------ Exercise inputs ------

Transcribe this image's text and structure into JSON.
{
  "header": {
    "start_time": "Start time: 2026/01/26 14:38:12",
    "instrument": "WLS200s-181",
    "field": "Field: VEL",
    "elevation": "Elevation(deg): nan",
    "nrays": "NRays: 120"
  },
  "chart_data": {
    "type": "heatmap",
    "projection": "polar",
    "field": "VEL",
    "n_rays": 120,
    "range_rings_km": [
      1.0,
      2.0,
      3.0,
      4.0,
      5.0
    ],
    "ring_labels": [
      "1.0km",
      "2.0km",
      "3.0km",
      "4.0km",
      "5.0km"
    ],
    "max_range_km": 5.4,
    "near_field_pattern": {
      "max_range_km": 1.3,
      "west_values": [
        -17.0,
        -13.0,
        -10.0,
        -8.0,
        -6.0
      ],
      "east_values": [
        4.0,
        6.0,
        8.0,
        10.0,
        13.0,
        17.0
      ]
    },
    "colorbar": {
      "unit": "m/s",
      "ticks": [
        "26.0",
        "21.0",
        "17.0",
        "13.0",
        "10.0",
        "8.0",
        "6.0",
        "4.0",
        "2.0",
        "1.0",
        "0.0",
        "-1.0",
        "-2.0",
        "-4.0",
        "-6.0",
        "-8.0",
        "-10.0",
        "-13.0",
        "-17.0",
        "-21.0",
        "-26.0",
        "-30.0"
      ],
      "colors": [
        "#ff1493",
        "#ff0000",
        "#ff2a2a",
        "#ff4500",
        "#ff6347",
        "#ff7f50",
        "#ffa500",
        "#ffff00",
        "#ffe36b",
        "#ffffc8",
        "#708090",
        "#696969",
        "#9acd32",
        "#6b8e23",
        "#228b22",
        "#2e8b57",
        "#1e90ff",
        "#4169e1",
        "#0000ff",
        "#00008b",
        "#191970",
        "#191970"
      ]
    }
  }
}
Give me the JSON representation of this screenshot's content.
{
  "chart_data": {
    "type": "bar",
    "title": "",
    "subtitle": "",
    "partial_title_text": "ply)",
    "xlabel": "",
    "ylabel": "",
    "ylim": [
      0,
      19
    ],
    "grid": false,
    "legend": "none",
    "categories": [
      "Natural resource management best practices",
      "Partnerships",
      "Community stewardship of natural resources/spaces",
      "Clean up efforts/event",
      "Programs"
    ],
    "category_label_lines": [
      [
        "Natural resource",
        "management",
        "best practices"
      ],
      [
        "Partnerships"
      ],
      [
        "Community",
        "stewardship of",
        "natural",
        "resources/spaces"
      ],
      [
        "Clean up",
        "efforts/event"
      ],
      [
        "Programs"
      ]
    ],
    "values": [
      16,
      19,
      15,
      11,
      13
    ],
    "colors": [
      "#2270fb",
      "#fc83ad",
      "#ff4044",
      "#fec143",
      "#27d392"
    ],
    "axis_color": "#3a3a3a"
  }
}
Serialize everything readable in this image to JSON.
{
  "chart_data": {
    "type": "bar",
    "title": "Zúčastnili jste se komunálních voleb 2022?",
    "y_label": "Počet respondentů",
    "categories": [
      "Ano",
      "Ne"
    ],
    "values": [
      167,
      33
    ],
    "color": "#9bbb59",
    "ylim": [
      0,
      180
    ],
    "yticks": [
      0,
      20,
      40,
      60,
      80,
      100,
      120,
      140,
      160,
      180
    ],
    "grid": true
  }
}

------

§ What is required:
Give back all the records exactly as they stand.

§ Output of the exercise:
Transcribe this image's text and structure into JSON.
{
  "header": {
    "start_time": "Start time: 2026/01/26 14:38:12",
    "instrument": "WLS200s-181",
    "field": "Field: VEL",
    "elevation": "Elevation(deg): nan",
    "nrays": "NRays: 120"
  },
  "chart_data": {
    "type": "heatmap",
    "projection": "polar",
    "field": "VEL",
    "n_rays": 120,
    "range_rings_km": [
      1.0,
      2.0,
      3.0,
      4.0,
      5.0
    ],
    "ring_labels": [
      "1.0km",
      "2.0km",
      "3.0km",
      "4.0km",
      "5.0km"
    ],
    "max_range_km": 5.4,
    "near_field_pattern": {
      "max_range_km": 1.3,
      "west_values": [
        -17.0,
        -13.0,
        -10.0,
        -8.0,
        -6.0
      ],
      "east_values": [
        4.0,
        6.0,
        8.0,
        10.0,
        13.0,
        17.0
      ]
    },
    "colorbar": {
      "unit": "m/s",
      "ticks": [
        "26.0",
        "21.0",
        "17.0",
        "13.0",
        "10.0",
        "8.0",
        "6.0",
        "4.0",
        "2.0",
        "1.0",
        "0.0",
        "-1.0",
        "-2.0",
        "-4.0",
        "-6.0",
        "-8.0",
        "-10.0",
        "-13.0",
        "-17.0",
        "-21.0",
        "-26.0",
        "-30.0"
      ],
      "colors": [
        "#ff1493",
        "#ff0000",
        "#ff2a2a",
        "#ff4500",
        "#ff6347",
        "#ff7f50",
        "#ffa500",
        "#ffff00",
        "#ffe36b",
        "#ffffc8",
        "#708090",
        "#696969",
        "#9acd32",
        "#6b8e23",
        "#228b22",
        "#2e8b57",
        "#1e90ff",
        "#4169e1",
        "#0000ff",
        "#00008b",
        "#191970",
        "#191970"
      ]
    }
  }
}
Give me the JSON representation of this screenshot's content.
{
  "chart_data": {
    "type": "bar",
    "title": "",
    "subtitle": "",
    "partial_title_text": "ply)",
    "xlabel": "",
    "ylabel": "",
    "ylim": [
      0,
      19
    ],
    "grid": false,
    "legend": "none",
    "categories": [
      "Natural resource management best practices",
      "Partnerships",
      "Community stewardship of natural resources/spaces",
      "Clean up efforts/event",
      "Programs"
    ],
    "category_label_lines": [
      [
        "Natural resource",
        "management",
        "best practices"
      ],
      [
        "Partnerships"
      ],
      [
        "Community",
        "stewardship of",
        "natural",
        "resources/spaces"
      ],
      [
        "Clean up",
        "efforts/event"
      ],
      [
        "Programs"
      ]
    ],
    "values": [
      16,
      19,
      15,
      11,
      13
    ],
    "colors": [
      "#2270fb",
      "#fc83ad",
      "#ff4044",
      "#fec143",
      "#27d392"
    ],
    "axis_color": "#3a3a3a"
  }
}
Serialize everything readable in this image to JSON.
{
  "chart_data": {
    "type": "bar",
    "title": "Zúčastnili jste se komunálních voleb 2022?",
    "y_label": "Počet respondentů",
    "categories": [
      "Ano",
      "Ne"
    ],
    "values": [
      167,
      33
    ],
    "color": "#9bbb59",
    "ylim": [
      0,
      180
    ],
    "yticks": [
      0,
      20,
      40,
      60,
      80,
      100,
      120,
      140,
      160,
      180
    ],
    "grid": true
  }
}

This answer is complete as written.